**INSTRUCTIONS FOR THE TASK**: Write each line out again exactly as written.

** START RECORD EXTRACTS **

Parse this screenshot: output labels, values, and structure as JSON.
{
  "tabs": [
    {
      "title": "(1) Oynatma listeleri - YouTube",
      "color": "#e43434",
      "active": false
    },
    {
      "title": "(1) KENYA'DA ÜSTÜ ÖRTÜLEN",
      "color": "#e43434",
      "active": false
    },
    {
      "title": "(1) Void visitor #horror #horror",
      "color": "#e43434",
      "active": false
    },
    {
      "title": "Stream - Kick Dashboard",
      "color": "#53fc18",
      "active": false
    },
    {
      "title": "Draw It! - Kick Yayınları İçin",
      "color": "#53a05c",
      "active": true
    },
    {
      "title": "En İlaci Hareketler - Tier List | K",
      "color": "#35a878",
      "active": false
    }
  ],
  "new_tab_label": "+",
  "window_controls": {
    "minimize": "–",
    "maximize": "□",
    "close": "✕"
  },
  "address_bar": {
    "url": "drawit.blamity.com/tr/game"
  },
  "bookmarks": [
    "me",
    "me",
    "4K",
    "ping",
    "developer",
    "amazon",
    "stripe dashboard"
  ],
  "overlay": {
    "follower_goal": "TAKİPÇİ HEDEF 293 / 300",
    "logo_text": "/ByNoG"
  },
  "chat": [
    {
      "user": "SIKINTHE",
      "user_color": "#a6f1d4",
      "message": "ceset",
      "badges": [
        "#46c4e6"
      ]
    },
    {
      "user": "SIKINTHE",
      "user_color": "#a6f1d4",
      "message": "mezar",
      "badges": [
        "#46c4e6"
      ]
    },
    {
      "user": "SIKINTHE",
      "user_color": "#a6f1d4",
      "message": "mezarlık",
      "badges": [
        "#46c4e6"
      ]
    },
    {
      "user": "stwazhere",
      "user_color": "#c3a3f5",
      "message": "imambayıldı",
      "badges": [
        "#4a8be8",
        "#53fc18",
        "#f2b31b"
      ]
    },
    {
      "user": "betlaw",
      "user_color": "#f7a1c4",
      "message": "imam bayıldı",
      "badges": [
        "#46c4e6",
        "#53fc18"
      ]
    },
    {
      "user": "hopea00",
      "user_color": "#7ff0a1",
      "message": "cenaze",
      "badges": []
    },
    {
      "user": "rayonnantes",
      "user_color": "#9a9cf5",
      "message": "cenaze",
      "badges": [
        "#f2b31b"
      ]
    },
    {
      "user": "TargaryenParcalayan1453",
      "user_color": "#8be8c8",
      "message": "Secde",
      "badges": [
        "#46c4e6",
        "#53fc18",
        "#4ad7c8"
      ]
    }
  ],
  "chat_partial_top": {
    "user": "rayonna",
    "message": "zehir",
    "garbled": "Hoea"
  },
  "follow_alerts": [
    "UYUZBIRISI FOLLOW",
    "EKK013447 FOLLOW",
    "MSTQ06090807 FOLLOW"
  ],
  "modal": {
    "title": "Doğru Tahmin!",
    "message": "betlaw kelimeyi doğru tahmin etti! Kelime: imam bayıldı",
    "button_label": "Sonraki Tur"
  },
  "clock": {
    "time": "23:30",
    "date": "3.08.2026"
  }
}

** END RECORD EXTRACTS **

**RESULT BELOW**:
Parse this screenshot: output labels, values, and structure as JSON.
{
  "tabs": [
    {
      "title": "(1) Oynatma listeleri - YouTube",
      "color": "#e43434",
      "active": false
    },
    {
      "title": "(1) KENYA'DA ÜSTÜ ÖRTÜLEN",
      "color": "#e43434",
      "active": false
    },
    {
      "title": "(1) Void visitor #horror #horror",
      "color": "#e43434",
      "active": false
    },
    {
      "title": "Stream - Kick Dashboard",
      "color": "#53fc18",
      "active": false
    },
    {
      "title": "Draw It! - Kick Yayınları İçin",
      "color": "#53a05c",
      "active": true
    },
    {
      "title": "En İlaci Hareketler - Tier List | K",
      "color": "#35a878",
      "active": false
    }
  ],
  "new_tab_label": "+",
  "window_controls": {
    "minimize": "–",
    "maximize": "□",
    "close": "✕"
  },
  "address_bar": {
    "url": "drawit.blamity.com/tr/game"
  },
  "bookmarks": [
    "me",
    "me",
    "4K",
    "ping",
    "developer",
    "amazon",
    "stripe dashboard"
  ],
  "overlay": {
    "follower_goal": "TAKİPÇİ HEDEF 293 / 300",
    "logo_text": "/ByNoG"
  },
  "chat": [
    {
      "user": "SIKINTHE",
      "user_color": "#a6f1d4",
      "message": "ceset",
      "badges": [
        "#46c4e6"
      ]
    },
    {
      "user": "SIKINTHE",
      "user_color": "#a6f1d4",
      "message": "mezar",
      "badges": [
        "#46c4e6"
      ]
    },
    {
      "user": "SIKINTHE",
      "user_color": "#a6f1d4",
      "message": "mezarlık",
      "badges": [
        "#46c4e6"
      ]
    },
    {
      "user": "stwazhere",
      "user_color": "#c3a3f5",
      "message": "imambayıldı",
      "badges": [
        "#4a8be8",
        "#53fc18",
        "#f2b31b"
      ]
    },
    {
      "user": "betlaw",
      "user_color": "#f7a1c4",
      "message": "imam bayıldı",
      "badges": [
        "#46c4e6",
        "#53fc18"
      ]
    },
    {
      "user": "hopea00",
      "user_color": "#7ff0a1",
      "message": "cenaze",
      "badges": []
    },
    {
      "user": "rayonnantes",
      "user_color": "#9a9cf5",
      "message": "cenaze",
      "badges": [
        "#f2b31b"
      ]
    },
    {
      "user": "TargaryenParcalayan1453",
      "user_color": "#8be8c8",
      "message": "Secde",
      "badges": [
        "#46c4e6",
        "#53fc18",
        "#4ad7c8"
      ]
    }
  ],
  "chat_partial_top": {
    "user": "rayonna",
    "message": "zehir",
    "garbled": "Hoea"
  },
  "follow_alerts": [
    "UYUZBIRISI FOLLOW",
    "EKK013447 FOLLOW",
    "MSTQ06090807 FOLLOW"
  ],
  "modal": {
    "title": "Doğru Tahmin!",
    "message": "betlaw kelimeyi doğru tahmin etti! Kelime: imam bayıldı",
    "button_label": "Sonraki Tur"
  },
  "clock": {
    "time": "23:30",
    "date": "3.08.2026"
  }
}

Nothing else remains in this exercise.